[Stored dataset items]
────────────────────────────────────────

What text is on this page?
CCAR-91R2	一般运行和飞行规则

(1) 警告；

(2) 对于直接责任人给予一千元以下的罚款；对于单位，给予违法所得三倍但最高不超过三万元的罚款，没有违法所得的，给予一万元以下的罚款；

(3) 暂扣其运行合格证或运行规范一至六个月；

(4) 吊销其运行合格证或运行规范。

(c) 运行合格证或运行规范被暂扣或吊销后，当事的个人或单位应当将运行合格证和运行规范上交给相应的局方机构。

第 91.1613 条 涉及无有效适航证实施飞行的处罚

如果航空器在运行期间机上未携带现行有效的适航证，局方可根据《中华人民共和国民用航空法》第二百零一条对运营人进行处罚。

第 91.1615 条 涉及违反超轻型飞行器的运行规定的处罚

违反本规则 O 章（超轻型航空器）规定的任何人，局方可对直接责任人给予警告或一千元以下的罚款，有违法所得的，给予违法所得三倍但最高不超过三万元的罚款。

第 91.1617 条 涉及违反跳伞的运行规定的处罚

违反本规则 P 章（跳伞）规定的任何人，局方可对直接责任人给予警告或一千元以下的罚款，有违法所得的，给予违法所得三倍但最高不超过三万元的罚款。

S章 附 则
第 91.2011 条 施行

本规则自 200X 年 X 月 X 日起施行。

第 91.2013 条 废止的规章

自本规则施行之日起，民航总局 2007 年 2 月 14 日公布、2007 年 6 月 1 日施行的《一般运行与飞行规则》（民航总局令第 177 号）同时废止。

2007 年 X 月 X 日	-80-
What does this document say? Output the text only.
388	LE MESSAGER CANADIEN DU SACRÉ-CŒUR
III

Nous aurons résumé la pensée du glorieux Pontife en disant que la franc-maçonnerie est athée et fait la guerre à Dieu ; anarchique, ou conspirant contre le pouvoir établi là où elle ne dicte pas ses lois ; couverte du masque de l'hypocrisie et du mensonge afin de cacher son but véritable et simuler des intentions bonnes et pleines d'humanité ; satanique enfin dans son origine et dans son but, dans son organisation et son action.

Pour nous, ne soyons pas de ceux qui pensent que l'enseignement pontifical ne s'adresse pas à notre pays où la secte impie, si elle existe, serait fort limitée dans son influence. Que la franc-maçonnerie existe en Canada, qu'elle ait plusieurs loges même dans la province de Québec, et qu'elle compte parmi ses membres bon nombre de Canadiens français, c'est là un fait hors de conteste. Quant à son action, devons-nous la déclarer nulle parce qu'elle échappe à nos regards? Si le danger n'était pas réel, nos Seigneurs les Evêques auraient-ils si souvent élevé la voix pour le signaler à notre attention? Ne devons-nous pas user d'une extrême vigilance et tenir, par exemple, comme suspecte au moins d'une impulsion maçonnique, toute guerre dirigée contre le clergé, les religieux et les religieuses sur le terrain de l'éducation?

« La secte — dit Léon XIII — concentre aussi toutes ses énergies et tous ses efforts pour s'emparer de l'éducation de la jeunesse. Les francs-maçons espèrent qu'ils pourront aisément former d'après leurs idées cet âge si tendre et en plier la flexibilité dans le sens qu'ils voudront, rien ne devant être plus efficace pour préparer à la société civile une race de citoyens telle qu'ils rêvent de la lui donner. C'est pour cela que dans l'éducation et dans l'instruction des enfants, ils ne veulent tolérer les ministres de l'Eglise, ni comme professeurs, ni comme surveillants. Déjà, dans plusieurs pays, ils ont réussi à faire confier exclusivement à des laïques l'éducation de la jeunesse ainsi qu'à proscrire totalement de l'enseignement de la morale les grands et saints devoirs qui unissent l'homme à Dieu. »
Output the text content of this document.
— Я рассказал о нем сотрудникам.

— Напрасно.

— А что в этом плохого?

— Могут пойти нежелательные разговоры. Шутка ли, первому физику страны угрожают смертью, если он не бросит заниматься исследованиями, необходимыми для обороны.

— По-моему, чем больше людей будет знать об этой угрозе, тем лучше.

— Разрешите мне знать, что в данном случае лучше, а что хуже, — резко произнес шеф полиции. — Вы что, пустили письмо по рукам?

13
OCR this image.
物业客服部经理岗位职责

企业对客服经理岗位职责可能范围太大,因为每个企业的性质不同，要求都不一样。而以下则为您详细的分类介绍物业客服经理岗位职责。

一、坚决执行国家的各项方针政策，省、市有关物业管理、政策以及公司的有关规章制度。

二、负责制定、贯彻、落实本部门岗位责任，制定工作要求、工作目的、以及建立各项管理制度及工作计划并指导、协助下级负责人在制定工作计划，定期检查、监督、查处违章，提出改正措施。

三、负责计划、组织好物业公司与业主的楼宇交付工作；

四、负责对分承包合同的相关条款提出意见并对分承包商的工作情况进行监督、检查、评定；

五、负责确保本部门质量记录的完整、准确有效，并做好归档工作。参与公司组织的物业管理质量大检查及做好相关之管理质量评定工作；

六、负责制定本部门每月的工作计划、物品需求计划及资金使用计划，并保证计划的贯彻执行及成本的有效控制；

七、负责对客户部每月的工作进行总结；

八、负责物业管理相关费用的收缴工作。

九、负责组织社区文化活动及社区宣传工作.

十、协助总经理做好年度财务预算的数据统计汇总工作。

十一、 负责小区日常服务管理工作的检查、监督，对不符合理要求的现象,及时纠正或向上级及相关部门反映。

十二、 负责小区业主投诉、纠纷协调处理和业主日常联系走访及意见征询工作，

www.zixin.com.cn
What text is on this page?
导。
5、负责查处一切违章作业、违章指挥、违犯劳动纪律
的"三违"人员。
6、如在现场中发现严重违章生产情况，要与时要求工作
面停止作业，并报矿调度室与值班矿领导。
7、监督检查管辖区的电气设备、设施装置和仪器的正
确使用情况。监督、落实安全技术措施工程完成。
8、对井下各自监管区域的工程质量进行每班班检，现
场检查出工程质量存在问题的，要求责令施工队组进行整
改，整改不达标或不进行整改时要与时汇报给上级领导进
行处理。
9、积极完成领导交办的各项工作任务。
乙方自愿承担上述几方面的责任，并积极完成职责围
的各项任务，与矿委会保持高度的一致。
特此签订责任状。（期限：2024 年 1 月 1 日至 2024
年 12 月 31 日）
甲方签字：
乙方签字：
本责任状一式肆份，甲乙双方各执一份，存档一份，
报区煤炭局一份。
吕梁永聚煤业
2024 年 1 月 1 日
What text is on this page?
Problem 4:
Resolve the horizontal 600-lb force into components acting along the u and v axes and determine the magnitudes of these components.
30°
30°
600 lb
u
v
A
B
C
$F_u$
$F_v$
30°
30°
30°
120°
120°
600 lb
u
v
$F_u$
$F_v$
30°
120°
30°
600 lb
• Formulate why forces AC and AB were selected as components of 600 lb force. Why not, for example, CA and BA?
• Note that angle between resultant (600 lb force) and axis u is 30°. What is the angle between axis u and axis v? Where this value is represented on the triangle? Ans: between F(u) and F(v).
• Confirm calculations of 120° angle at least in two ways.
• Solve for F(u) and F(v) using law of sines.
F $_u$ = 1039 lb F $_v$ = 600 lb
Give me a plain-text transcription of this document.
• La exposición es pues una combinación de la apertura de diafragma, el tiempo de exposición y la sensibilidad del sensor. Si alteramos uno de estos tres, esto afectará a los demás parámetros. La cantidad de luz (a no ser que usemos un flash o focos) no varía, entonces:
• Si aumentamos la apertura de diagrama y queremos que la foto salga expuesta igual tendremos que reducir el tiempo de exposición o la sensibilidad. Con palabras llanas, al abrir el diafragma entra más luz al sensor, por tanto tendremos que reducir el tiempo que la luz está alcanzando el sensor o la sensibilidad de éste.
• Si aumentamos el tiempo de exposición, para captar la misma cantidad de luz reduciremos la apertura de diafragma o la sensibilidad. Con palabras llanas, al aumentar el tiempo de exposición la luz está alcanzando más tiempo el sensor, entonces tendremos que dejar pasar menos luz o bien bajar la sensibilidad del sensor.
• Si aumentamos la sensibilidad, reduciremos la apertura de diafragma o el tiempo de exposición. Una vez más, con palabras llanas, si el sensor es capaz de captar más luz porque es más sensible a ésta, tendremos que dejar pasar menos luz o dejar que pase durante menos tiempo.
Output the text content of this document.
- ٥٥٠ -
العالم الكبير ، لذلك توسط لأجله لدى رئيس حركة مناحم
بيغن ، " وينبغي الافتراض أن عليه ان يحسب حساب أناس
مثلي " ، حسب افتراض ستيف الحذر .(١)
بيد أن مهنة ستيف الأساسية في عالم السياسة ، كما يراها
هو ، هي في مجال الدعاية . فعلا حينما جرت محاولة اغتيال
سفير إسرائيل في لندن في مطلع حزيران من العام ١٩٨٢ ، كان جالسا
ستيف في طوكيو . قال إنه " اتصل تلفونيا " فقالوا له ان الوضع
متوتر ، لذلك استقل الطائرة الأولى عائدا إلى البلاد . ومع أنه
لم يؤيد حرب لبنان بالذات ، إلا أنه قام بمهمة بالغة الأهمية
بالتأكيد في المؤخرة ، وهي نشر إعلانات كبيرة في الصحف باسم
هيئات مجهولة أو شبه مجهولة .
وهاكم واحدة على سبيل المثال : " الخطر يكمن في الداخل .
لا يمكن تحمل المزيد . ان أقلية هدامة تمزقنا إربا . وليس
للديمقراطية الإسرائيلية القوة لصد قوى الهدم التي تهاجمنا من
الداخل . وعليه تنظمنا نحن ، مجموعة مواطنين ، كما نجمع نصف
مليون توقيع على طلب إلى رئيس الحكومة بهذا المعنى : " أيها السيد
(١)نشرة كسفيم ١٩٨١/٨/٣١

────────────────────────────────────────

● GIVEN EXERCISE
Find every line in the records above that holds the word "pasar", and copy each one.

● COMPLETE OUTPUT
• Si aumentamos el tiempo de exposición, para captar la misma cantidad de luz reduciremos la apertura de diafragma o la sensibilidad. Con palabras llanas, al aumentar el tiempo de exposición la luz está alcanzando más tiempo el sensor, entonces tendremos que dejar pasar menos luz o bien bajar la sensibilidad del sensor.
• Si aumentamos la sensibilidad, reduciremos la apertura de diafragma o el tiempo de exposición. Una vez más, con palabras llanas, si el sensor es capaz de captar más luz porque es más sensible a ésta, tendremos que dejar pasar menos luz o dejar que pase durante menos tiempo.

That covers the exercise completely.